_Set problem:_ Collect all lines from the listing that include the string "misma".

_Items from a data source:_
------------------------------------------------

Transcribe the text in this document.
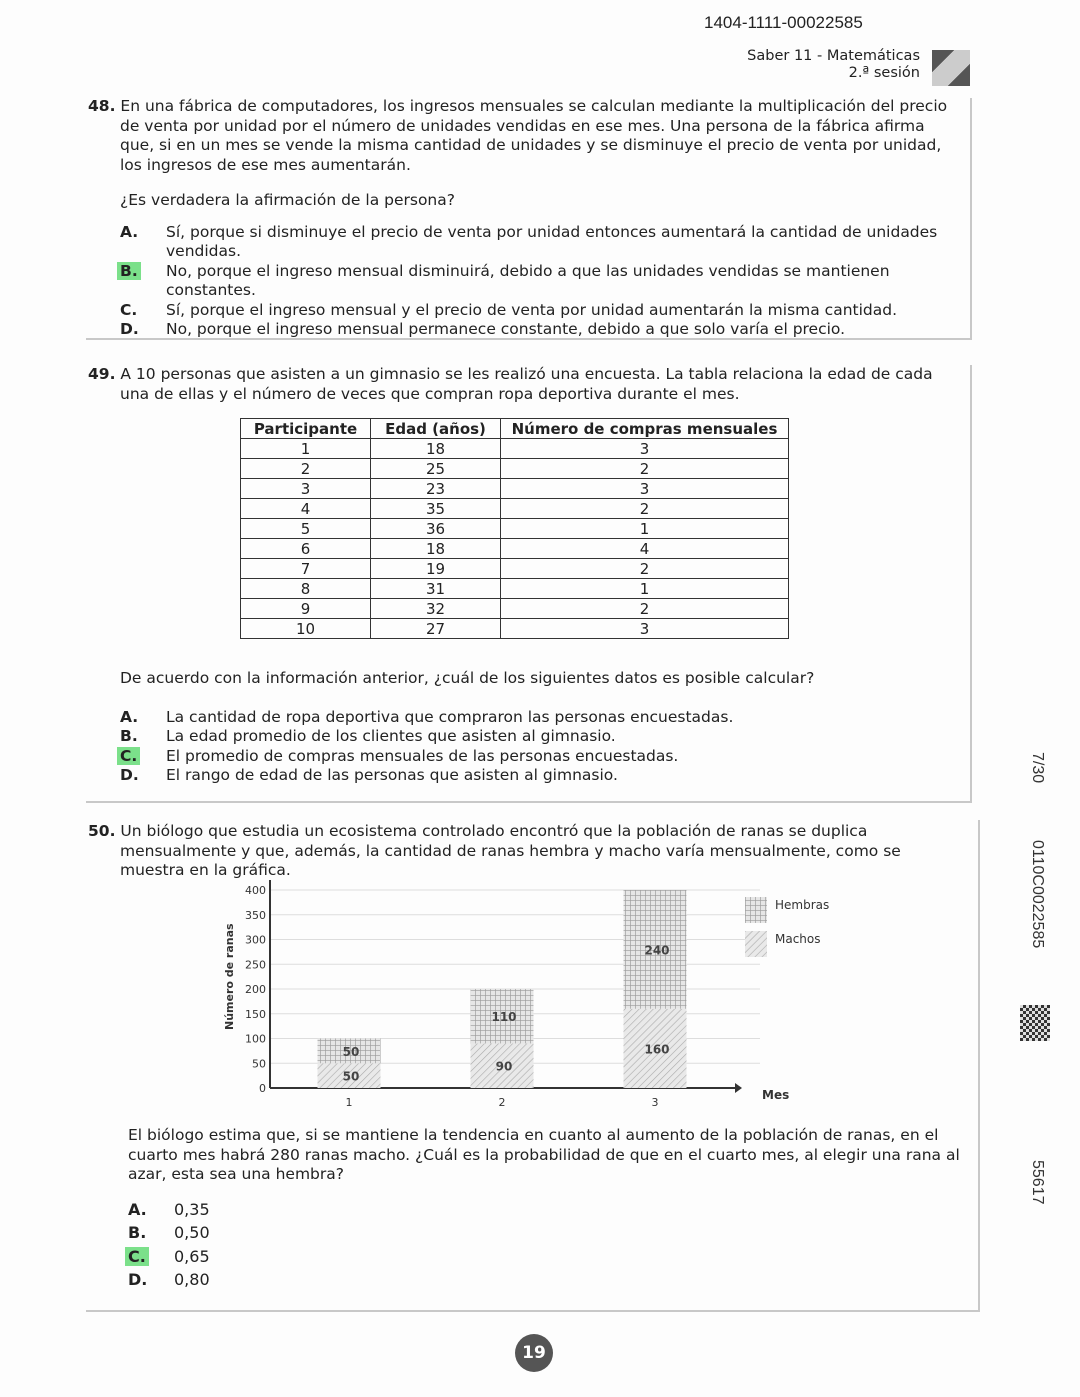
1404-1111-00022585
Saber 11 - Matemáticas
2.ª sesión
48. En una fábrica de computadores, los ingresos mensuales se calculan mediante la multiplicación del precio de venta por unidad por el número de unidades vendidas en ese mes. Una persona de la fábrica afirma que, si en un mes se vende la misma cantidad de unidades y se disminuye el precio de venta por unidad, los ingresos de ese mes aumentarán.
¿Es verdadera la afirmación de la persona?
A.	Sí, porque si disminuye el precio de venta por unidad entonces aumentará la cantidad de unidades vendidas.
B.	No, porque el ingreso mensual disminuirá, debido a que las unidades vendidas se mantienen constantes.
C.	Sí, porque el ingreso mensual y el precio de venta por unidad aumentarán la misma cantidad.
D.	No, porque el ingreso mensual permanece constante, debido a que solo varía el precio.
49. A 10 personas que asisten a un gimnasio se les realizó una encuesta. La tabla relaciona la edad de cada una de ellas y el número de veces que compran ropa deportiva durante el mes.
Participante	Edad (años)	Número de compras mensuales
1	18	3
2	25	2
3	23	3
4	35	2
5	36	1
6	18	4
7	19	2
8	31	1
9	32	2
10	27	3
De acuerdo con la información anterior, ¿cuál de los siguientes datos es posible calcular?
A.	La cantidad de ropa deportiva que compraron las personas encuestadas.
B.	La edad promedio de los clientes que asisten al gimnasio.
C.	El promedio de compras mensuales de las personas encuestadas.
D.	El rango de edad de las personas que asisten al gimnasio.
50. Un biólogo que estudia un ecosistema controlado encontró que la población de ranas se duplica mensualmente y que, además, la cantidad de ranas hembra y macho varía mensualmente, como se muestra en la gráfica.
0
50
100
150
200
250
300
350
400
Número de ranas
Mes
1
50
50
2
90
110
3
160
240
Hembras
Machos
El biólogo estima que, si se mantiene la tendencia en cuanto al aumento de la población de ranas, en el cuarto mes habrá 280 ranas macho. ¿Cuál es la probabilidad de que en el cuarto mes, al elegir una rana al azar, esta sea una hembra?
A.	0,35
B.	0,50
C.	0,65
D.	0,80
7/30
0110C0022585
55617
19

------------------------------------------------

_Reply:_
48. En una fábrica de computadores, los ingresos mensuales se calculan mediante la multiplicación del precio de venta por unidad por el número de unidades vendidas en ese mes. Una persona de la fábrica afirma que, si en un mes se vende la misma cantidad de unidades y se disminuye el precio de venta por unidad, los ingresos de ese mes aumentarán.
C.	Sí, porque el ingreso mensual y el precio de venta por unidad aumentarán la misma cantidad.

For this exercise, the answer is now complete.